== Stated problem ==
The listing below should be copied in full, word for word.

....................

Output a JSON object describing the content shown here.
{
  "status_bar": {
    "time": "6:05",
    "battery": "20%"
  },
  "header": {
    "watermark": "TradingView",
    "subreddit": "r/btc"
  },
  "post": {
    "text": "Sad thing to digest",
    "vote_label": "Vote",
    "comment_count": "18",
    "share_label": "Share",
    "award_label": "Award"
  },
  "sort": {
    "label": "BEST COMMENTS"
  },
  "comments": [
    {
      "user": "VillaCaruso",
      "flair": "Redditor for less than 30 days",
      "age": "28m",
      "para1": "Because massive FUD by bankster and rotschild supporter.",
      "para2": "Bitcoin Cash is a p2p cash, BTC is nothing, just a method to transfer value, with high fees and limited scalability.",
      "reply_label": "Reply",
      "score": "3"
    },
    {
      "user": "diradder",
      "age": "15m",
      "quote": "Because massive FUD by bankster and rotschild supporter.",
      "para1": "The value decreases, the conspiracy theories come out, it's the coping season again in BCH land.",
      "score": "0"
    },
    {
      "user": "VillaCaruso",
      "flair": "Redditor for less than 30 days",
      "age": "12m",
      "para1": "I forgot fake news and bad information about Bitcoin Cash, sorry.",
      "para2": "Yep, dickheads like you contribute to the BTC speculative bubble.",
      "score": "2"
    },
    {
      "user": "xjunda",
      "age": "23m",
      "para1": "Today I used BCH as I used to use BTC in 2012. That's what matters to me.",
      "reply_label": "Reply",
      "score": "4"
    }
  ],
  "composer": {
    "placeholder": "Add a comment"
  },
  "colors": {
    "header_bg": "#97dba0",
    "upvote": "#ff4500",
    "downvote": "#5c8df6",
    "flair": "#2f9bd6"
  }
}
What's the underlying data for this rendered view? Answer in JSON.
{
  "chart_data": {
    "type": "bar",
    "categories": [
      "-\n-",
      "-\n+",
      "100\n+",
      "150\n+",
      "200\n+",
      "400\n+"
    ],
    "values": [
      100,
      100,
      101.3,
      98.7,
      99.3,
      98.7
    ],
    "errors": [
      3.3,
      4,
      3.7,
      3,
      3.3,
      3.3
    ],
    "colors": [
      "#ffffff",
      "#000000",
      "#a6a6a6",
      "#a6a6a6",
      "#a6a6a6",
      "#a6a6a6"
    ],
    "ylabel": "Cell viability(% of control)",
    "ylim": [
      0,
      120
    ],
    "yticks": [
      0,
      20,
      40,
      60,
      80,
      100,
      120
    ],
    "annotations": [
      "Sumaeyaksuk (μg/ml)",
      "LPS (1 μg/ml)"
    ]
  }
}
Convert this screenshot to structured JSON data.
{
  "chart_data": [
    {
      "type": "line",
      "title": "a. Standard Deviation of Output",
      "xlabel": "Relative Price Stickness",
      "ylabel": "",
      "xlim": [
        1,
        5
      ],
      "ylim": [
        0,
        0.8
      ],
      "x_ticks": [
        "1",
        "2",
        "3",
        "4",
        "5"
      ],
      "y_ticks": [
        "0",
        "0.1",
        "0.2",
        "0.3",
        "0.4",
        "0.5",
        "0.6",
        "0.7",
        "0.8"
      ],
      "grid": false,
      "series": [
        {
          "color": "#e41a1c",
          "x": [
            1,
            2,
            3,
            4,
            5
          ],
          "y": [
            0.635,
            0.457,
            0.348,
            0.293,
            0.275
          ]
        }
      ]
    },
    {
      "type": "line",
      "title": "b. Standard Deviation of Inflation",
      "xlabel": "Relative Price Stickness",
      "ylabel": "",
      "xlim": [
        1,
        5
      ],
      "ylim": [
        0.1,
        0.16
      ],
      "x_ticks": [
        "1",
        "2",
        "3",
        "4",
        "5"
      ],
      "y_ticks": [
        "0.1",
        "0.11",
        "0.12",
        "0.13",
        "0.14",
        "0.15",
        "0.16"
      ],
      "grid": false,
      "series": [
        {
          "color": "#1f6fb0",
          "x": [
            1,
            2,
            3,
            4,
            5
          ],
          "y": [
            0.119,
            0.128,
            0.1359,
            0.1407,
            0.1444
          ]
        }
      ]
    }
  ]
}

....................

== The output ==
Output a JSON object describing the content shown here.
{
  "status_bar": {
    "time": "6:05",
    "battery": "20%"
  },
  "header": {
    "watermark": "TradingView",
    "subreddit": "r/btc"
  },
  "post": {
    "text": "Sad thing to digest",
    "vote_label": "Vote",
    "comment_count": "18",
    "share_label": "Share",
    "award_label": "Award"
  },
  "sort": {
    "label": "BEST COMMENTS"
  },
  "comments": [
    {
      "user": "VillaCaruso",
      "flair": "Redditor for less than 30 days",
      "age": "28m",
      "para1": "Because massive FUD by bankster and rotschild supporter.",
      "para2": "Bitcoin Cash is a p2p cash, BTC is nothing, just a method to transfer value, with high fees and limited scalability.",
      "reply_label": "Reply",
      "score": "3"
    },
    {
      "user": "diradder",
      "age": "15m",
      "quote": "Because massive FUD by bankster and rotschild supporter.",
      "para1": "The value decreases, the conspiracy theories come out, it's the coping season again in BCH land.",
      "score": "0"
    },
    {
      "user": "VillaCaruso",
      "flair": "Redditor for less than 30 days",
      "age": "12m",
      "para1": "I forgot fake news and bad information about Bitcoin Cash, sorry.",
      "para2": "Yep, dickheads like you contribute to the BTC speculative bubble.",
      "score": "2"
    },
    {
      "user": "xjunda",
      "age": "23m",
      "para1": "Today I used BCH as I used to use BTC in 2012. That's what matters to me.",
      "reply_label": "Reply",
      "score": "4"
    }
  ],
  "composer": {
    "placeholder": "Add a comment"
  },
  "colors": {
    "header_bg": "#97dba0",
    "upvote": "#ff4500",
    "downvote": "#5c8df6",
    "flair": "#2f9bd6"
  }
}
What's the underlying data for this rendered view? Answer in JSON.
{
  "chart_data": {
    "type": "bar",
    "categories": [
      "-\n-",
      "-\n+",
      "100\n+",
      "150\n+",
      "200\n+",
      "400\n+"
    ],
    "values": [
      100,
      100,
      101.3,
      98.7,
      99.3,
      98.7
    ],
    "errors": [
      3.3,
      4,
      3.7,
      3,
      3.3,
      3.3
    ],
    "colors": [
      "#ffffff",
      "#000000",
      "#a6a6a6",
      "#a6a6a6",
      "#a6a6a6",
      "#a6a6a6"
    ],
    "ylabel": "Cell viability(% of control)",
    "ylim": [
      0,
      120
    ],
    "yticks": [
      0,
      20,
      40,
      60,
      80,
      100,
      120
    ],
    "annotations": [
      "Sumaeyaksuk (μg/ml)",
      "LPS (1 μg/ml)"
    ]
  }
}
Convert this screenshot to structured JSON data.
{
  "chart_data": [
    {
      "type": "line",
      "title": "a. Standard Deviation of Output",
      "xlabel": "Relative Price Stickness",
      "ylabel": "",
      "xlim": [
        1,
        5
      ],
      "ylim": [
        0,
        0.8
      ],
      "x_ticks": [
        "1",
        "2",
        "3",
        "4",
        "5"
      ],
      "y_ticks": [
        "0",
        "0.1",
        "0.2",
        "0.3",
        "0.4",
        "0.5",
        "0.6",
        "0.7",
        "0.8"
      ],
      "grid": false,
      "series": [
        {
          "color": "#e41a1c",
          "x": [
            1,
            2,
            3,
            4,
            5
          ],
          "y": [
            0.635,
            0.457,
            0.348,
            0.293,
            0.275
          ]
        }
      ]
    },
    {
      "type": "line",
      "title": "b. Standard Deviation of Inflation",
      "xlabel": "Relative Price Stickness",
      "ylabel": "",
      "xlim": [
        1,
        5
      ],
      "ylim": [
        0.1,
        0.16
      ],
      "x_ticks": [
        "1",
        "2",
        "3",
        "4",
        "5"
      ],
      "y_ticks": [
        "0.1",
        "0.11",
        "0.12",
        "0.13",
        "0.14",
        "0.15",
        "0.16"
      ],
      "grid": false,
      "series": [
        {
          "color": "#1f6fb0",
          "x": [
            1,
            2,
            3,
            4,
            5
          ],
          "y": [
            0.119,
            0.128,
            0.1359,
            0.1407,
            0.1444
          ]
        }
      ]
    }
  ]
}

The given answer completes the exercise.